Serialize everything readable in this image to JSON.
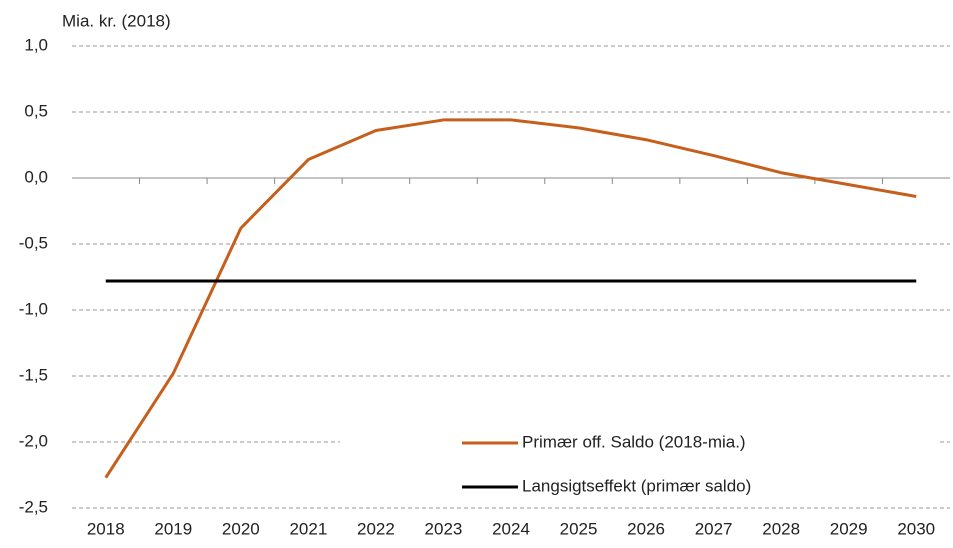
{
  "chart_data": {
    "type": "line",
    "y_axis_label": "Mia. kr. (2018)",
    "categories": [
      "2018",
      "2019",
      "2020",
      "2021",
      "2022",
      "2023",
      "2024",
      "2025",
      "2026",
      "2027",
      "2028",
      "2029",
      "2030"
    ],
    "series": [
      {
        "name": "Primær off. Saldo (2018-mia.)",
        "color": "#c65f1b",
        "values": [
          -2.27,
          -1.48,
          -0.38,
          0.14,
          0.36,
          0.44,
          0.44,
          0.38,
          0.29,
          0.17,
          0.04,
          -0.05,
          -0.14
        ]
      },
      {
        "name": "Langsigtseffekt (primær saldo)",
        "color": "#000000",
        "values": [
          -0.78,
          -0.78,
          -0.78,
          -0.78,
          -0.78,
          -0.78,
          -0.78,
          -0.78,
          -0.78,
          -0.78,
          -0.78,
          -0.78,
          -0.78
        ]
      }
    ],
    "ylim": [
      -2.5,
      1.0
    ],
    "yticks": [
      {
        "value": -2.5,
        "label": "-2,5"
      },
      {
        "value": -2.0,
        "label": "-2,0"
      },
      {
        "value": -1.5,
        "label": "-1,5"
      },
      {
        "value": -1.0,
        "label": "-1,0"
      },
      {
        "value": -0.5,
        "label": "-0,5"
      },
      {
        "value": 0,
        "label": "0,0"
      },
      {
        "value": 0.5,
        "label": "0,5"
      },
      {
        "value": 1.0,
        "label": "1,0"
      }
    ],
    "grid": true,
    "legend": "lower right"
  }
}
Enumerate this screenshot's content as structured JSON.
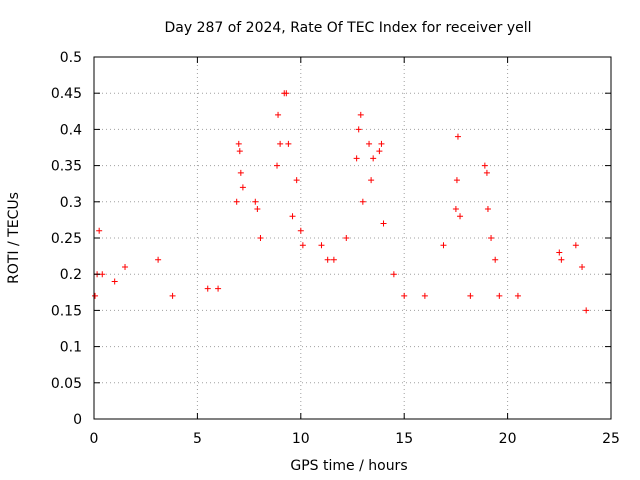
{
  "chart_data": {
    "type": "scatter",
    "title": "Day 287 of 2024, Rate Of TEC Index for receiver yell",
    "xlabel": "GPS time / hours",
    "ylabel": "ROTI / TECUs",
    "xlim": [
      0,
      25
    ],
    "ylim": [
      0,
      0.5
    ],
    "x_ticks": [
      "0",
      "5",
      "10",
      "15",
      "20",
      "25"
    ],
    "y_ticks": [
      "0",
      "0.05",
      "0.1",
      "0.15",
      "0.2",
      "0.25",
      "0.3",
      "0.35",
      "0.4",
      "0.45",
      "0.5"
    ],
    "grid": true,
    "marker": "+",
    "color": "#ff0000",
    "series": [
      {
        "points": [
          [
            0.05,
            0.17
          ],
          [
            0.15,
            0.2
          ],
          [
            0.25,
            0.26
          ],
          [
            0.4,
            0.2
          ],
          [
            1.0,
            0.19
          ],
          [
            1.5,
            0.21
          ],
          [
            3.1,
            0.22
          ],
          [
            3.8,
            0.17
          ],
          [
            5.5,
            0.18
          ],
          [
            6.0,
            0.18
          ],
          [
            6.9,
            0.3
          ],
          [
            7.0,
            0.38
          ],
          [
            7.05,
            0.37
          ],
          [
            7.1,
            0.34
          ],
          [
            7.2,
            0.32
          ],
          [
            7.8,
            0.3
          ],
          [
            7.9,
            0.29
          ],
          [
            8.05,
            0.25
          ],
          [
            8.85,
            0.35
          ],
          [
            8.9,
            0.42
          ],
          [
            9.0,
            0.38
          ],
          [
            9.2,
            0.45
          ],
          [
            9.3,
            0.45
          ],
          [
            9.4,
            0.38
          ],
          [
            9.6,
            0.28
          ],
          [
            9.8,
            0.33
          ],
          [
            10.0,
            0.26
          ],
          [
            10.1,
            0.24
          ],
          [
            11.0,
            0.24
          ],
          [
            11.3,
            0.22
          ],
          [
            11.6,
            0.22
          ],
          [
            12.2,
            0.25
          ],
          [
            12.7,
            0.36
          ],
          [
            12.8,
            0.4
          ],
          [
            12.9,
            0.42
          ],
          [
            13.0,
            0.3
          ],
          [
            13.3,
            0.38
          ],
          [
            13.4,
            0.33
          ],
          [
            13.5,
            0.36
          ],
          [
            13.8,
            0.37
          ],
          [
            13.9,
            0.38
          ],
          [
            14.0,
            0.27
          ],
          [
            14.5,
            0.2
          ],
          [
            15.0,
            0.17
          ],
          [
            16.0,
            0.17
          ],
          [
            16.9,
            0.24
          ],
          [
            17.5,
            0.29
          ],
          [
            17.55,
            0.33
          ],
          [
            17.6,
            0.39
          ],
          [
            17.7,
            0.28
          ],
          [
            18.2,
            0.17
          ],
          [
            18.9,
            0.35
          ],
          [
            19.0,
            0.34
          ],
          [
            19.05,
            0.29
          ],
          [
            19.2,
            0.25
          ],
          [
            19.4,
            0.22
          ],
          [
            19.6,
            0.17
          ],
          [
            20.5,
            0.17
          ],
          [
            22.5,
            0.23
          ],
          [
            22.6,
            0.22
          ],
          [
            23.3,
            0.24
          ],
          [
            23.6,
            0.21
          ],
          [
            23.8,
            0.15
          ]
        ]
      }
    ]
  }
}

────────────────────────────────────────

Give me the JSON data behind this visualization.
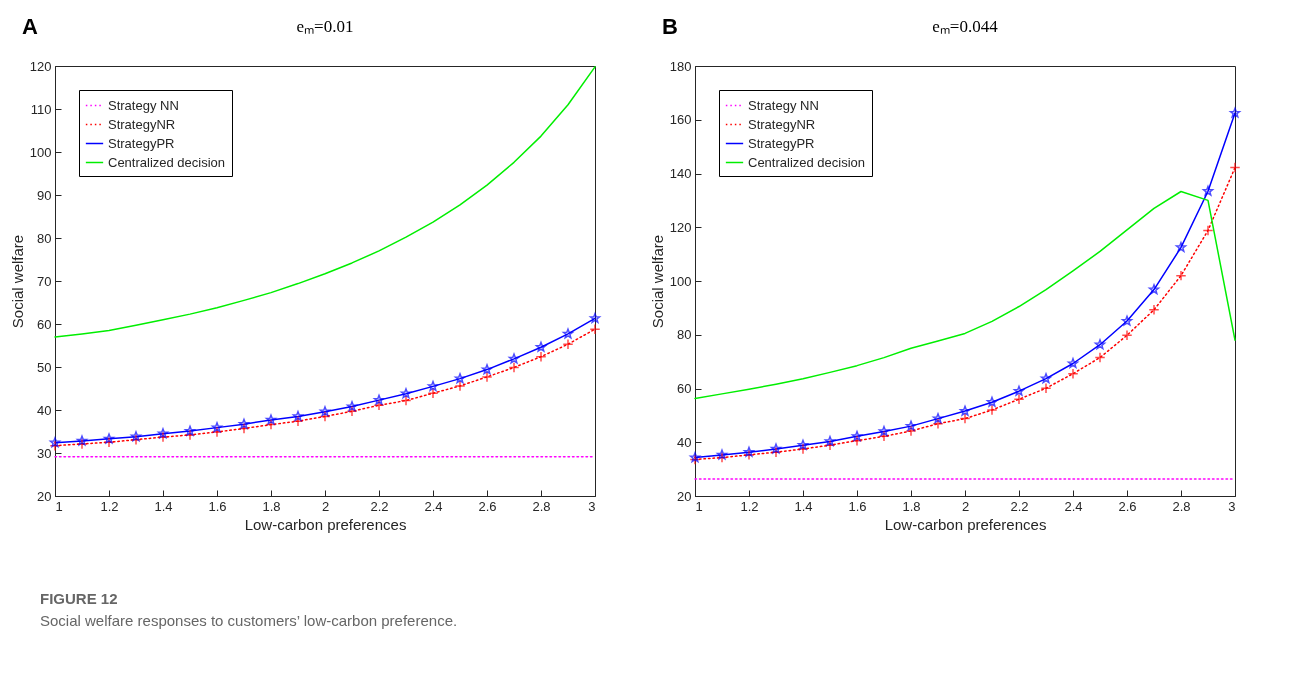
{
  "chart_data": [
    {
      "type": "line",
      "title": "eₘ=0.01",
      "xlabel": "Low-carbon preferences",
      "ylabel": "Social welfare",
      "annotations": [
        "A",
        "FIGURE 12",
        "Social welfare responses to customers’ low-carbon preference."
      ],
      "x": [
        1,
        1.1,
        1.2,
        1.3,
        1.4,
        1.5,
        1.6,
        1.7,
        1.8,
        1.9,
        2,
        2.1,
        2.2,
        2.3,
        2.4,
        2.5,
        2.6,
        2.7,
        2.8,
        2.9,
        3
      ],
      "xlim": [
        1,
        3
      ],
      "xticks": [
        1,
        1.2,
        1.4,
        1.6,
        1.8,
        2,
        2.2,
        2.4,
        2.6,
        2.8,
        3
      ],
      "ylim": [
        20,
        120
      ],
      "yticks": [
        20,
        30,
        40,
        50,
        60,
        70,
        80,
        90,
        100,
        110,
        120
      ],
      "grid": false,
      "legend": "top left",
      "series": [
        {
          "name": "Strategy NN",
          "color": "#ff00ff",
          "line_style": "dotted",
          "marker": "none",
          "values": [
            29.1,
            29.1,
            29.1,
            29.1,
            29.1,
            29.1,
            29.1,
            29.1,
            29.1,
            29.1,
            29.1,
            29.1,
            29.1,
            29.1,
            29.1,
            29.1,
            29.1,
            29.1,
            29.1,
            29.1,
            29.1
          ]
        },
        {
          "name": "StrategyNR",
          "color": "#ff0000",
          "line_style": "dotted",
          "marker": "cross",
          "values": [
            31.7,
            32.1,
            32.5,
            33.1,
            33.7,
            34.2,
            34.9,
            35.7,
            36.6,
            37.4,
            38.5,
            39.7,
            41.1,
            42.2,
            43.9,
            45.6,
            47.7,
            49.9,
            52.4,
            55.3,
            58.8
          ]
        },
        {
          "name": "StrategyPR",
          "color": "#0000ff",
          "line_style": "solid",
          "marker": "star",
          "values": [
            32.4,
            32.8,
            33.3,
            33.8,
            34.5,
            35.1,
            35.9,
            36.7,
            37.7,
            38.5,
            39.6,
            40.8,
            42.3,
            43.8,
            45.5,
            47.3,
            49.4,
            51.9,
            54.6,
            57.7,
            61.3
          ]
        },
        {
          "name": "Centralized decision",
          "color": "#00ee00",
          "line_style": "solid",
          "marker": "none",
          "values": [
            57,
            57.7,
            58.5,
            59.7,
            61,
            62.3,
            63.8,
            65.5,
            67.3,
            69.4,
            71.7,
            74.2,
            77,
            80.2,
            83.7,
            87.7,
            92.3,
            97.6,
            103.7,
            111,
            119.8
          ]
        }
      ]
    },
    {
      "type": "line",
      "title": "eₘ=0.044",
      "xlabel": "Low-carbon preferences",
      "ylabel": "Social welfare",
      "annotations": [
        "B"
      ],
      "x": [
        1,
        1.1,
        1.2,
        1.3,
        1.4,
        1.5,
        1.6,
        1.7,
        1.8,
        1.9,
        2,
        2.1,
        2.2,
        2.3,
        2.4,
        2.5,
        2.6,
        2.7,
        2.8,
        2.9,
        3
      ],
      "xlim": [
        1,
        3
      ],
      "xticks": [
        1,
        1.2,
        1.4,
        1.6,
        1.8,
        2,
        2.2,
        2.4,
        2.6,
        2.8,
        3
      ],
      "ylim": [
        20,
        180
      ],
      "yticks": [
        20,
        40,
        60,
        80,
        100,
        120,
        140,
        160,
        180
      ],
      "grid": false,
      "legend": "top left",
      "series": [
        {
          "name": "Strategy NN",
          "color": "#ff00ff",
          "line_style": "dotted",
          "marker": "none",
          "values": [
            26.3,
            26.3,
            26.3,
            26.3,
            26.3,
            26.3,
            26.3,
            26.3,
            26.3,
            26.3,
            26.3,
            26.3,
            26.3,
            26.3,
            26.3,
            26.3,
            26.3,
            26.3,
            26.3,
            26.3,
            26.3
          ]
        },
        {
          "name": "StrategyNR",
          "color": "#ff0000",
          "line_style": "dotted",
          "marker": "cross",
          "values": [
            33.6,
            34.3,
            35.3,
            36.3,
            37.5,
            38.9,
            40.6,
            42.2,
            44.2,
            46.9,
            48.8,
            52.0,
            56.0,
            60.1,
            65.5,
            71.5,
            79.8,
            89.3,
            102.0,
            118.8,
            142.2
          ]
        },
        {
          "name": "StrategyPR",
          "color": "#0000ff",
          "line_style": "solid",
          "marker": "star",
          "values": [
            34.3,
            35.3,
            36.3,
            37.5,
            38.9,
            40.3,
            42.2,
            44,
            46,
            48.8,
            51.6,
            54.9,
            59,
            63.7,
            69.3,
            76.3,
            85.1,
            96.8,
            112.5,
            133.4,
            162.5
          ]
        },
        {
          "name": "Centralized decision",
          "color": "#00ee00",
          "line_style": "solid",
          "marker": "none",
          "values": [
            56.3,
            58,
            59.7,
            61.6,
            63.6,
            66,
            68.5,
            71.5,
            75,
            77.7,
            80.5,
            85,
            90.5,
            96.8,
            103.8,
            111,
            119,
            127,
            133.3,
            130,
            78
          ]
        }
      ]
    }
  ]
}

────────────────────────────────────────

AIM OF THE TASK -
Lines of the material that contain the word "title" are to be gathered.

EXPECTED OUTPUT -
    "title": "Day 287 of 2024, Rate Of TEC Index for receiver yell",
      "title": "eₘ=0.01",
      "title": "eₘ=0.044",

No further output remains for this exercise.